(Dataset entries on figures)
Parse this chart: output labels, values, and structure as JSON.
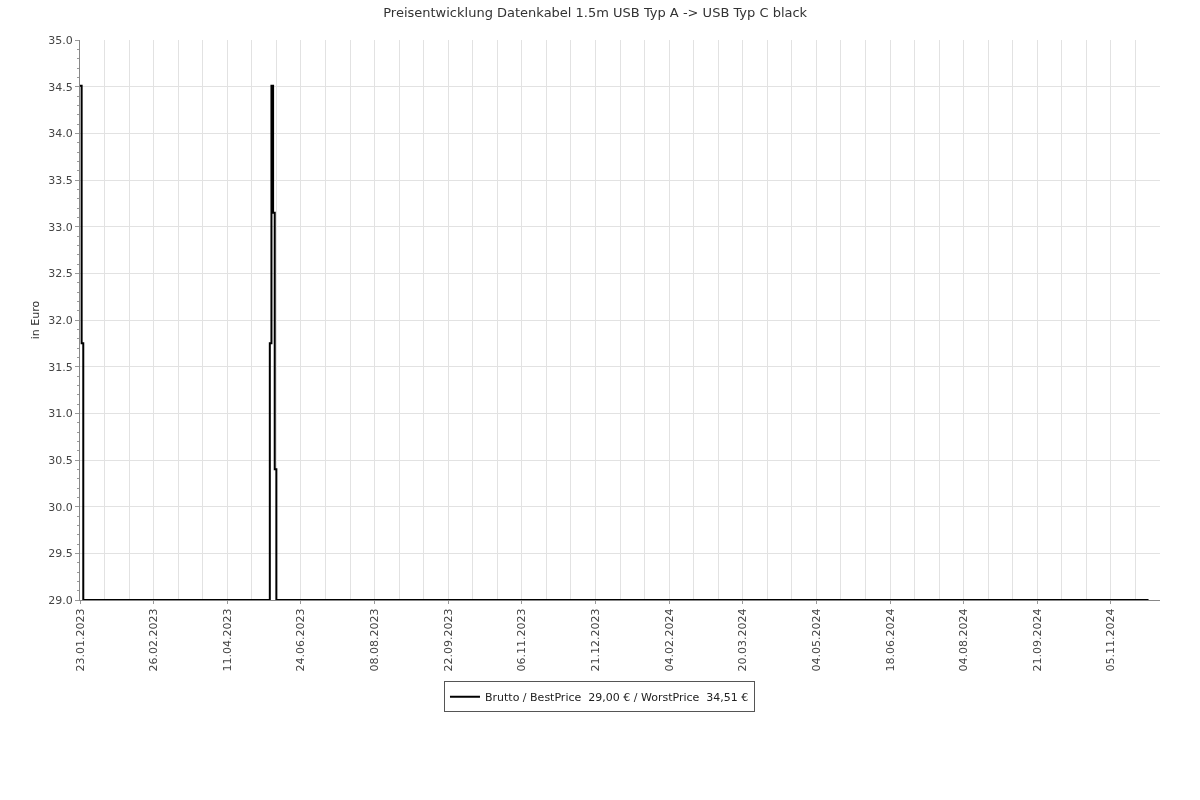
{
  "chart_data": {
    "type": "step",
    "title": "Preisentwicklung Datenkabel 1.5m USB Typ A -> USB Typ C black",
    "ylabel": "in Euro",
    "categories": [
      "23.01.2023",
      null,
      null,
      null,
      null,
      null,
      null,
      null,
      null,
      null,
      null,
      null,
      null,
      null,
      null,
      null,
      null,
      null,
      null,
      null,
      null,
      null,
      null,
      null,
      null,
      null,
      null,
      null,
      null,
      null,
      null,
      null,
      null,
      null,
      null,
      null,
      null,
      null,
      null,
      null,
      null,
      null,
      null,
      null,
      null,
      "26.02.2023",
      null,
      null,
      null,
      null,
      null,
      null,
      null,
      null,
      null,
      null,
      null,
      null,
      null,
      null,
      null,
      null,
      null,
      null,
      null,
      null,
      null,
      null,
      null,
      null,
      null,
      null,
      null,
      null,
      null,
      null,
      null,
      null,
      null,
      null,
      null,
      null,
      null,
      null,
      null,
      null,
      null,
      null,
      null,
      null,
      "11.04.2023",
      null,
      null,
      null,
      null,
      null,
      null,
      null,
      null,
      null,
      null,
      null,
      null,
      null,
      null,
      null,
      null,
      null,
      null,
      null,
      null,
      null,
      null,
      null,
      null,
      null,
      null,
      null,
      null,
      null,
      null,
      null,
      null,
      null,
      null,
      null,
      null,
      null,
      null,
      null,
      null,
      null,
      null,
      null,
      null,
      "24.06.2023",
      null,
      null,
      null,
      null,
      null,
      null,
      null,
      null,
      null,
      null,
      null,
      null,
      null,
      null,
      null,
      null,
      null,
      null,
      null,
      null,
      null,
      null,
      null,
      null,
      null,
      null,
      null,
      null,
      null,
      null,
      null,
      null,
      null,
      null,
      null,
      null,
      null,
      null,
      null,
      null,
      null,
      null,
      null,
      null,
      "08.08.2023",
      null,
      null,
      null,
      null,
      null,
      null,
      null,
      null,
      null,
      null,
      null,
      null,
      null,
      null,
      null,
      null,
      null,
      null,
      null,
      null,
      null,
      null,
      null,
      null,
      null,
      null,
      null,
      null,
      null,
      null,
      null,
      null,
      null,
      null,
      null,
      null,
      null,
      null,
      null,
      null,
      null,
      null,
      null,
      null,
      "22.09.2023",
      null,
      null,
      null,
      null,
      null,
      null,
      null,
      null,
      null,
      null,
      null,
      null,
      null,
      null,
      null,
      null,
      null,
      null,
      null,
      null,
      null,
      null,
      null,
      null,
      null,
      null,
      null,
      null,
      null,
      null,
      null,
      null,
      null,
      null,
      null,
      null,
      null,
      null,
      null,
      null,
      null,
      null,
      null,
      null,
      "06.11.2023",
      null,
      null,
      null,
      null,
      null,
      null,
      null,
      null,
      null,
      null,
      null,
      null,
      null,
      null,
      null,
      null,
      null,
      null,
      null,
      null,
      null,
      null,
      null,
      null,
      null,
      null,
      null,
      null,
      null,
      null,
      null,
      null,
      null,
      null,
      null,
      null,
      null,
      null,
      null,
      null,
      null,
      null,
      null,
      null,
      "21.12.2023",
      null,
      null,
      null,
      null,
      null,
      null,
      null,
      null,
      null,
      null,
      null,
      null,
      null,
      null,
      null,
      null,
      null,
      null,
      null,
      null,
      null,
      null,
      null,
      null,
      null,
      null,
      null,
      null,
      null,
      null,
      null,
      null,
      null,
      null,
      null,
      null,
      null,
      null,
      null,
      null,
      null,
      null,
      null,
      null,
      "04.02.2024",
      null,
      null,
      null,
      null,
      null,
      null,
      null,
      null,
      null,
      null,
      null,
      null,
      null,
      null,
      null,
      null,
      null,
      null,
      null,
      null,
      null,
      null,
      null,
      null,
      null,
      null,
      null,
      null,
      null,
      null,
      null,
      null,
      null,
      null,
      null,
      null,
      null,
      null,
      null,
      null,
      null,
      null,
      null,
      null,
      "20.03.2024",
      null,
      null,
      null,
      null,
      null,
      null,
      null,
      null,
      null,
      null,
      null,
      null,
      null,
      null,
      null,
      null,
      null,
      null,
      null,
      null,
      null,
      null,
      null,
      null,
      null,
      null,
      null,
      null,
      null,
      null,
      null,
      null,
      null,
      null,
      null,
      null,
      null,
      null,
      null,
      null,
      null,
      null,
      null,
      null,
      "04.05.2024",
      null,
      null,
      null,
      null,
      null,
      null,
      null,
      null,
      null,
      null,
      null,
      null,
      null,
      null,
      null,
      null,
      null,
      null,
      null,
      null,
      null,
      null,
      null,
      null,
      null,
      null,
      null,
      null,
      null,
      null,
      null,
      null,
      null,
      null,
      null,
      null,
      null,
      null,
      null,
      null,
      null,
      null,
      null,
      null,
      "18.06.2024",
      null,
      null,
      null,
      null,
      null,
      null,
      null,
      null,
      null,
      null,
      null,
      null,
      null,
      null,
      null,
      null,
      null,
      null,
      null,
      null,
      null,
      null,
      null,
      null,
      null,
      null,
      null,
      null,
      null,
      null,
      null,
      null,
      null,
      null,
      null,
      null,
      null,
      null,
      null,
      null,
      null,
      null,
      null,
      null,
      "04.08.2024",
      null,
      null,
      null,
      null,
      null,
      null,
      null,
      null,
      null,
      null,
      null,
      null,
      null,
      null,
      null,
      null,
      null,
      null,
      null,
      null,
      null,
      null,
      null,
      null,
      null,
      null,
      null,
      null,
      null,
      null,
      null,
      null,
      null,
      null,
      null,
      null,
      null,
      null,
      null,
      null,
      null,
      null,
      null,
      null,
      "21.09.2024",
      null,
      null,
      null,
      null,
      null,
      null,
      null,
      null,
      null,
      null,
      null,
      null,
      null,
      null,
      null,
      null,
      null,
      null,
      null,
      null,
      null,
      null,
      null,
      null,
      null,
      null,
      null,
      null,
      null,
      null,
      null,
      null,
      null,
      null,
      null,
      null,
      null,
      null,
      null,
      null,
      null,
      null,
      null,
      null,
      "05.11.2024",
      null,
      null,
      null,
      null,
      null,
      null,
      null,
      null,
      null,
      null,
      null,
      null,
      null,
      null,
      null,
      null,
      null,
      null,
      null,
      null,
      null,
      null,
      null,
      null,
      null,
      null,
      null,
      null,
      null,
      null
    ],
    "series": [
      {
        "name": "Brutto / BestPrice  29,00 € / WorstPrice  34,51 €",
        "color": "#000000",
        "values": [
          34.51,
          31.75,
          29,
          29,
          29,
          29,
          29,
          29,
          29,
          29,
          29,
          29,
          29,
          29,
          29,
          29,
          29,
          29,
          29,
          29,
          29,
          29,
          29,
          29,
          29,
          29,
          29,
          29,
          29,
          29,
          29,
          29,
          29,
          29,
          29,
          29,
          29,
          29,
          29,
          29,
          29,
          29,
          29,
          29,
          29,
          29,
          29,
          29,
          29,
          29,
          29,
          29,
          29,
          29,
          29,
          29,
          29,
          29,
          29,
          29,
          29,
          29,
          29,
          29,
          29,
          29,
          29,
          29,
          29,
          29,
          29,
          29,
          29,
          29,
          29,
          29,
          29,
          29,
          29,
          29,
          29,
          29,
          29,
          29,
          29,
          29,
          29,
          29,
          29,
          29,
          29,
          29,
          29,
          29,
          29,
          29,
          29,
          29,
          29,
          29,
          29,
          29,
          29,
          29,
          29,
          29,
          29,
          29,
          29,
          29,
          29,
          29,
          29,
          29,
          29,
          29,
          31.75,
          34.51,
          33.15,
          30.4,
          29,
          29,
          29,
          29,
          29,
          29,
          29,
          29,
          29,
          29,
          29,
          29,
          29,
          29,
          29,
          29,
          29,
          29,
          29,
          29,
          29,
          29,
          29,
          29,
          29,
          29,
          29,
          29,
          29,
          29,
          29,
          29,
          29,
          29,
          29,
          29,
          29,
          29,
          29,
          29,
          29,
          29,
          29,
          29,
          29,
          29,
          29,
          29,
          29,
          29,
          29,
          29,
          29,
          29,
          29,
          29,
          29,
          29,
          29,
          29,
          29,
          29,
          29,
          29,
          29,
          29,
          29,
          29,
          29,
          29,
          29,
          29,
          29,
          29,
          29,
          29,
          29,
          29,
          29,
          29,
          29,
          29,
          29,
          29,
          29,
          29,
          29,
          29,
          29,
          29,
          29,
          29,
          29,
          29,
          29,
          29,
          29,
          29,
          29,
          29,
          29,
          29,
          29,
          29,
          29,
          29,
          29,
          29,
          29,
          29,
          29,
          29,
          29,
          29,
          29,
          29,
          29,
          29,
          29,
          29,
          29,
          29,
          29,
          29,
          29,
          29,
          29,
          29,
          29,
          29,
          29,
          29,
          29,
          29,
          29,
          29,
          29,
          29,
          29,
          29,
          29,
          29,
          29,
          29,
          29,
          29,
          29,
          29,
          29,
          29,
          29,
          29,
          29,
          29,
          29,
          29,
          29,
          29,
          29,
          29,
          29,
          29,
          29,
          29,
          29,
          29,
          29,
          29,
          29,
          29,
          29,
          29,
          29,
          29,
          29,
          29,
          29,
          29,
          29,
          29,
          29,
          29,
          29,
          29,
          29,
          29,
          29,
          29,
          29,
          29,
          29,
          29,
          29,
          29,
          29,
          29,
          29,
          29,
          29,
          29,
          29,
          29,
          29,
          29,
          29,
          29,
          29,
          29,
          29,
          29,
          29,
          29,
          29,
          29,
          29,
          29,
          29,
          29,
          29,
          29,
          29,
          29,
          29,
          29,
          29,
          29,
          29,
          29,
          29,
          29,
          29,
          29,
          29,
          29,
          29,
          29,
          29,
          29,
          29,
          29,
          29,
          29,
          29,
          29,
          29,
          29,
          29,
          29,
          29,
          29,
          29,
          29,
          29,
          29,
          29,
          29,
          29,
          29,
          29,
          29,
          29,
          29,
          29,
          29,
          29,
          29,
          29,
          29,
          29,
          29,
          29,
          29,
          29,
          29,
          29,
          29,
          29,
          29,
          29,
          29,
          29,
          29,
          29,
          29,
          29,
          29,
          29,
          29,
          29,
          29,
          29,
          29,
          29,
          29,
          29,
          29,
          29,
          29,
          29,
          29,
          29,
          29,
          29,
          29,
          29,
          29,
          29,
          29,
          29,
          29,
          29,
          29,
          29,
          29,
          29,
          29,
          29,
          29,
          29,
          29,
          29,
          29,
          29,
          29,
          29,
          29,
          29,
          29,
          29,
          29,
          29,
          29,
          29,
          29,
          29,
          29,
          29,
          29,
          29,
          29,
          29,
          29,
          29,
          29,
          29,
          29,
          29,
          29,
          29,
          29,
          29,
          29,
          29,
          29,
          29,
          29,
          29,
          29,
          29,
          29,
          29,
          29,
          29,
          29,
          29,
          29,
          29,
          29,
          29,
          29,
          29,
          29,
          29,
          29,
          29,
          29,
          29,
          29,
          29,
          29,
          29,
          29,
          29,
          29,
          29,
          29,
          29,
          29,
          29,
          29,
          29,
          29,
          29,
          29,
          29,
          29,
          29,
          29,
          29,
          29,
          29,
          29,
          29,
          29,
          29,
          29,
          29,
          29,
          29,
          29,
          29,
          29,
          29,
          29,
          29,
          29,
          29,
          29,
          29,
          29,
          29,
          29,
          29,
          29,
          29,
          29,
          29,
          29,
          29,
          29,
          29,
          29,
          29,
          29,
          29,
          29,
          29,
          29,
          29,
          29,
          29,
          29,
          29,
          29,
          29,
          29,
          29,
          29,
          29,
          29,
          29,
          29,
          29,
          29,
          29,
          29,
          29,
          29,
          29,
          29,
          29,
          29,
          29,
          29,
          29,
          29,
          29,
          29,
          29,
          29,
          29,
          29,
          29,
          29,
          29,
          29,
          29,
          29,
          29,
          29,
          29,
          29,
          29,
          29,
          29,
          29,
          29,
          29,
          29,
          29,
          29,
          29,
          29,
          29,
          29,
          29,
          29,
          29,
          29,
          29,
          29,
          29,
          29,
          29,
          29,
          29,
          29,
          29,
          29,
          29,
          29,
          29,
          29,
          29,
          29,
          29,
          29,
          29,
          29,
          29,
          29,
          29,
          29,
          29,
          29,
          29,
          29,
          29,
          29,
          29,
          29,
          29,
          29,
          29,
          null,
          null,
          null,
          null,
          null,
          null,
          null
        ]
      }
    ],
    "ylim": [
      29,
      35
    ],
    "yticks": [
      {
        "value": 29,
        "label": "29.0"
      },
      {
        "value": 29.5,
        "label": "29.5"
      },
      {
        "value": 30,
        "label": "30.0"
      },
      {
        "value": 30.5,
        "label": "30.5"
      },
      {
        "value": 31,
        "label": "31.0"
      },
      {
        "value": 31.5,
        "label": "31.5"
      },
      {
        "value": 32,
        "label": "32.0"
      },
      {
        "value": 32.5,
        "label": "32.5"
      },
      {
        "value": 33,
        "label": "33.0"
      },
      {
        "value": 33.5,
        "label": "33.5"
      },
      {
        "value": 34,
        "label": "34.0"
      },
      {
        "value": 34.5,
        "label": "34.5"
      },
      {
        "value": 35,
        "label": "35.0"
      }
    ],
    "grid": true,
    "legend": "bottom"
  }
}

* WHAT TO DO
For each line of the listing that holds the word "values", show that line.

* ANSWER TO THIS TASK
Parse this chart: output labels, values, and structure as JSON.
        "values": [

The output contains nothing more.